## [PROBLEM DESCRIPTION]
Find every line with the word "years" and give their count, nothing else.

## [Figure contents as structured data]
····················
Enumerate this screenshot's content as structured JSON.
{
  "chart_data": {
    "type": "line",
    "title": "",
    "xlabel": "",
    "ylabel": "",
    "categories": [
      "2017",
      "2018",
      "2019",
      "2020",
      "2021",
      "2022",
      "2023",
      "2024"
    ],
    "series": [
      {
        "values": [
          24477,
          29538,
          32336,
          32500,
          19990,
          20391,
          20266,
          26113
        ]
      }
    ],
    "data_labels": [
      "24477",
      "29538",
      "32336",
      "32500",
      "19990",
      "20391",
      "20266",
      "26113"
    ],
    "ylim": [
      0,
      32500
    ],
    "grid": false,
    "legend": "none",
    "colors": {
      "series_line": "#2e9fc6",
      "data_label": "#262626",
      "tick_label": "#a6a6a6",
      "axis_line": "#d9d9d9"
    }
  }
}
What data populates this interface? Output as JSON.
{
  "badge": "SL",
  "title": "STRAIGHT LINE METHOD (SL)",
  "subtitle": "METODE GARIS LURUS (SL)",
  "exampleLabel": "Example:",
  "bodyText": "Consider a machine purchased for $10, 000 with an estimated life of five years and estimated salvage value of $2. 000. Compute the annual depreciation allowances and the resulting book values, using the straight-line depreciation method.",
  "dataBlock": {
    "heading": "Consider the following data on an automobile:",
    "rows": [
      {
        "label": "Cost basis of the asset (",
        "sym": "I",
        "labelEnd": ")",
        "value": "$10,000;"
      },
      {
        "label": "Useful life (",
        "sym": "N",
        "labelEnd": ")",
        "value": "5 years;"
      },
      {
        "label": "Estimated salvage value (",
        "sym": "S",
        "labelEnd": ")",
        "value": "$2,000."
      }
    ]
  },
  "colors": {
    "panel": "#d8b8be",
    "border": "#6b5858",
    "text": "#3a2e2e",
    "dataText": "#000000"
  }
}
····················
## [SOLUTION FOR THIS EXERCISE]
2